By Spaceweather.com, 02/02/2017
SOLAR WIND SPARKS NORTHERN LIGHTS: For the second day in a row, Earth is inside a stream of solar wind blowing from a large hole in the sun’s atmosphere. Moving with speeds near 700 km/s, the electrified gas is buffeting Earth’s magnetic field and sparking bright auroras around the Arctic Circle. Bernard Marschner sends this picture from Fairbanks, Alaska:
“On Feb. 1st, I drove out of Fairbanks to photograph the auroras over a black spruce forest,” says Marschner. “At first the lights were dim, and it was very cold outside (-5 F), so I sat in the car with the motor running to keepmyself and my camera warm. Suddenly the sky exploded in color! I hopped out for photos, and it didn’t seem quite so cold any more.”
More auroras are possible tonight as Earth continues to move through the solar wind stream. NOAA forecasters estimate a 40% chance of polar geomagnetic storms on Feb. 2nd. Free: Aurora alerts.
MOLTEN SUNSET: Yesterday evening in Istanbul, Turkey, Ender Gökçebay witnessed something amazing. “As the setting sun approached the Sea of Marmara, the lower half of the sun extended downwards to touch an image of itself rising out of the waves.” He took this picture of the phenomenon:
Jules Verne famously likened this kind of sunset to an Etruscan Vase. Others call it an “Omega sunset” because it resembles the Greek letter. Either way, it is caused by warm air overlying the sea surface, which refracts the rays of the setting sun to produce a mirage, as shown.

*Set tasks*:
1. According to the space weather report, how fast is the solar wind moving?
2. Using the space weather report, explain what causes the sunset that touches its own reflection over the Sea of Marmara.
3. Go on with the space weather report, starting after its last sentence.

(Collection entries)

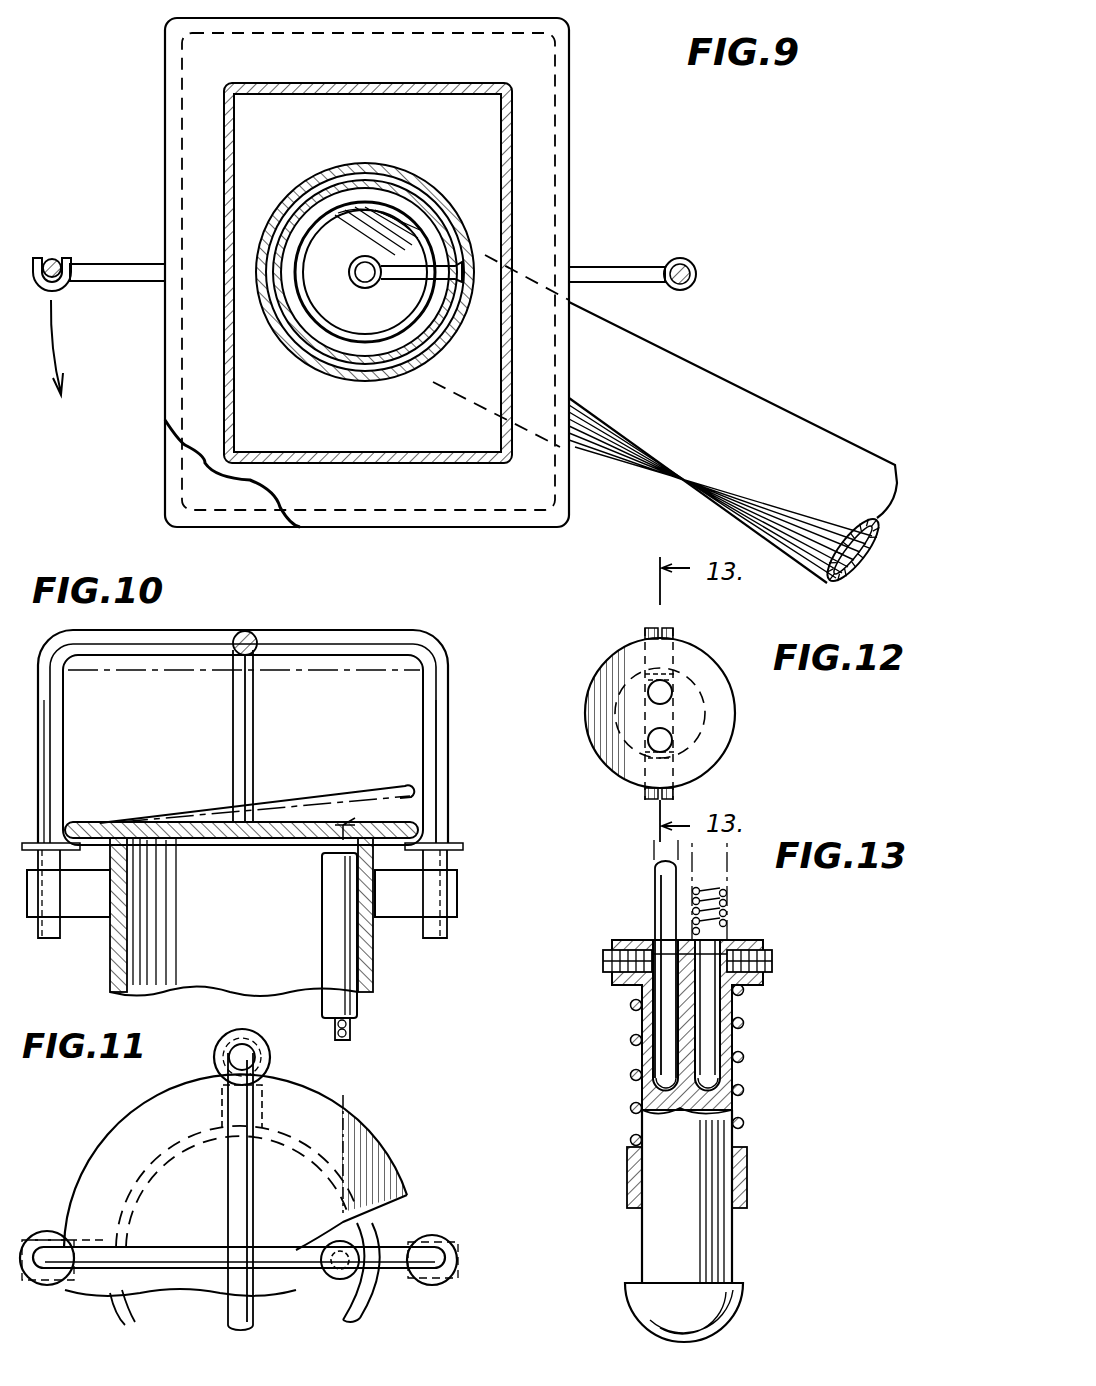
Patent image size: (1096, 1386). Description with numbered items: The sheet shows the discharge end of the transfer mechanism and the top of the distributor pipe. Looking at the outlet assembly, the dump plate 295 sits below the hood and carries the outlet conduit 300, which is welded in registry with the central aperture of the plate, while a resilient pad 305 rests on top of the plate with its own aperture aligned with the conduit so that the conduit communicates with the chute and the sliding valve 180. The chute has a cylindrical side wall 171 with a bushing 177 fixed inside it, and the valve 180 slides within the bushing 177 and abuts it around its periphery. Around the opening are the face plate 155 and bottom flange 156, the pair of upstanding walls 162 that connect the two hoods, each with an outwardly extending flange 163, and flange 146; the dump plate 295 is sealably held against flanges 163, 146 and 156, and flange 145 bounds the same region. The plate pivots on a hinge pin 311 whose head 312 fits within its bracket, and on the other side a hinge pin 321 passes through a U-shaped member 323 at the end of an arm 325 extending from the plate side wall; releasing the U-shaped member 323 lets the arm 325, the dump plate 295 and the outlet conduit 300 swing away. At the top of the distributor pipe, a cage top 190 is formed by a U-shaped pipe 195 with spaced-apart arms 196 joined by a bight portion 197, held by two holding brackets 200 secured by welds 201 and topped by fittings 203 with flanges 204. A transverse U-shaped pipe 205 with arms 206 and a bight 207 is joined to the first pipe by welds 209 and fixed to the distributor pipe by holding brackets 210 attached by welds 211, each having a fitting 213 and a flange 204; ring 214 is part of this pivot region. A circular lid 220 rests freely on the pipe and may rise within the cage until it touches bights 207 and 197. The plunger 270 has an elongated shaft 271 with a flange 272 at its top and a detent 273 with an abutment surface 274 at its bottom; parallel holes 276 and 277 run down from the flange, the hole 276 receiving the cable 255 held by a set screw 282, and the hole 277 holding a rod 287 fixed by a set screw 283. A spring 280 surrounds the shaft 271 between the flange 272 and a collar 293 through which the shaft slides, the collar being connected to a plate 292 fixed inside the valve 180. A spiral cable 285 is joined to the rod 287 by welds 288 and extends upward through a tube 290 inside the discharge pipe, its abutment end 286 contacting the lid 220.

In FIG. 9, the bottom wall of liner 145 is at (372, 462).
In FIG. 9, the flange 146 is at (346, 501).
In FIG. 9, the face plate 155 is at (372, 92).
In FIG. 9, the bottom flange 156 is at (318, 66).
In FIG. 9, the upstanding wall 162 is at (508, 226).
In FIG. 9, the outwardly extending flange 163 is at (540, 120).
In FIG. 9, the side wall 171 is at (292, 352).
In FIG. 9, the bushing 177 is at (322, 372).
In FIG. 9, the sliding valve 180 is at (363, 382).
In FIG. 10, the cage top 190 is at (422, 608).
In FIG. 10, the U-shaped pipe 195 is at (459, 700).
In FIG. 10, the arm 196 is at (440, 750).
In FIG. 10, the bight portion 197 is at (180, 648).
In FIG. 11, the bight portion 197 is at (165, 1258).
In FIG. 10, the holding bracket 200 is at (85, 905).
In FIG. 11, the holding bracket 200 is at (400, 1277).
In FIG. 10, the weld 201 is at (125, 858).
In FIG. 11, the weld 201 is at (378, 1237).
In FIG. 10, the fitting 203 is at (450, 861).
In FIG. 10, the flange 204 is at (60, 818).
In FIG. 11, the flange 204 is at (448, 1240).
In FIG. 10, the U-shaped pipe 205 is at (220, 707).
In FIG. 10, the arm 206 is at (240, 758).
In FIG. 10, the bight 207 is at (258, 636).
In FIG. 11, the bight 207 is at (248, 1205).
In FIG. 11, the weld 209 is at (253, 1250).
In FIG. 11, the holding bracket 210 is at (277, 1092).
In FIG. 11, the weld 211 is at (270, 1122).
In FIG. 11, the fitting 213 is at (262, 1058).
In FIG. 11, the pivot ring 214 is at (215, 1062).
In FIG. 10, the circular lid 220 is at (385, 682).
In FIG. 9, the cable 255 is at (361, 285).
In FIG. 13, the cable 255 is at (658, 890).
In FIG. 12, the plunger 270 is at (735, 650).
In FIG. 13, the plunger 270 is at (833, 1004).
In FIG. 12, the elongated shaft 271 is at (736, 714).
In FIG. 13, the elongated shaft 271 is at (648, 1021).
In FIG. 13, the flange 272 is at (760, 941).
In FIG. 13, the detent 273 is at (652, 1300).
In FIG. 13, the abutment surface 274 is at (742, 1283).
In FIG. 12, the elongated hole 276 is at (735, 747).
In FIG. 13, the elongated hole 276 is at (650, 1085).
In FIG. 12, the elongated hole 277 is at (652, 690).
In FIG. 13, the elongated hole 277 is at (720, 1041).
In FIG. 13, the spring 280 is at (745, 1058).
In FIG. 12, the set screw 282 is at (650, 800).
In FIG. 13, the set screw 282 is at (603, 960).
In FIG. 12, the set screw 283 is at (648, 630).
In FIG. 13, the set screw 283 is at (772, 963).
In FIG. 9, the spiral cable 285 is at (362, 257).
In FIG. 10, the spiral cable 285 is at (352, 1031).
In FIG. 13, the spiral cable 285 is at (728, 889).
In FIG. 10, the abutment end 286 is at (355, 818).
In FIG. 11, the abutment end 286 is at (345, 1215).
In FIG. 13, the rod 287 is at (712, 1078).
In FIG. 13, the weld 288 is at (730, 931).
In FIG. 10, the tube 290 is at (335, 936).
In FIG. 11, the tube 290 is at (335, 1268).
In FIG. 9, the plate 292 is at (412, 272).
In FIG. 9, the collar 293 is at (377, 285).
In FIG. 13, the collar 293 is at (627, 1182).
In FIG. 9, the dump plate 295 is at (165, 500).
In FIG. 9, the outlet conduit 300 is at (350, 207).
In FIG. 9, the resilient pad 305 is at (468, 146).
In FIG. 9, the hinge pin 311 is at (690, 260).
In FIG. 9, the head 312 is at (688, 287).
In FIG. 9, the hinge pin 321 is at (55, 258).
In FIG. 9, the U-shaped member 323 is at (62, 290).
In FIG. 9, the arm 325 is at (115, 262).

*Task-by-task answers*:
1. Near 700 km/s.

2. Warm air lies over the sea surface and refracts the rays of the setting sun. This refraction produces a mirage, so the lower half of the sun appears to extend downward to meet an image of itself rising from the waves.

3.
This happens more often than you might suppose. Just hours earlier, Derrick Lim saw the same kind of mirage in Kedah, Malaysia. “The setting sun is usually hidden behind low clouds here in Malaysia, but yesterday for a change we had a crystal-clear horizon,” he says. “What a beautiful view.”
FAR-OUT VALENTINE’S GIFT: Did you know that cosmic rays are intensifying? That’s just one of many results from the space weather ballooning program of Earth to Sky Calculus. The students receive no support from corporate sponsors or government grants. Instead, they are crowd-funded. Or rather … bear-funded:
Sales of Valentine’s gifts like these space bears support our research. All proceeds support cosmic ray balloon launches and STEM education.
Get a pair for yourself. They’re only $79.95–including the rose, which has been pressed for safekeeping. Each adorable duo comes with Valentine’s card showing the bears in flight and certifying their trip to the stratosphere. More out of this world gifts may be found in the Earth to Sky store.
All Sky Fireball Network
Every night, a network of NASA all-sky cameras scans the skies above the United States for meteoritic fireballs. Automated software maintained by NASA’s Meteoroid Environment Office calculates their orbits, velocity, penetration depth in Earth’s atmosphere and many other characteristics. Daily results are presented here on Spaceweather.com.
On Feb. 2, 2017, the network reported 15 fireballs.
In this diagram of the inner solar system, all of the fireball orbits intersect at a single point–Earth. The orbits are color-coded by velocity, from slow (red) to fast (blue). [Larger image] [movies]
Near Earth Asteroids
Potentially Hazardous Asteroids (PHAs) are space rocks larger than approximately 100m that can come closer to Earth than 0.05 AU. None of the known PHAs is on a collision course with our planet, although astronomers are finding new ones all the time.
On February 2, 2017 there were 1771 potentially hazardous asteroids.
Recent & Upcoming Earth-asteroid encounters:Asteroid
Notes: LD means “Lunar Distance.” 1 LD = 384,401 km, the distance between Earth and the Moon. 1 LD also equals 0.00256 AU. MAG is the visual magnitude of the asteroid on the date of closest approach.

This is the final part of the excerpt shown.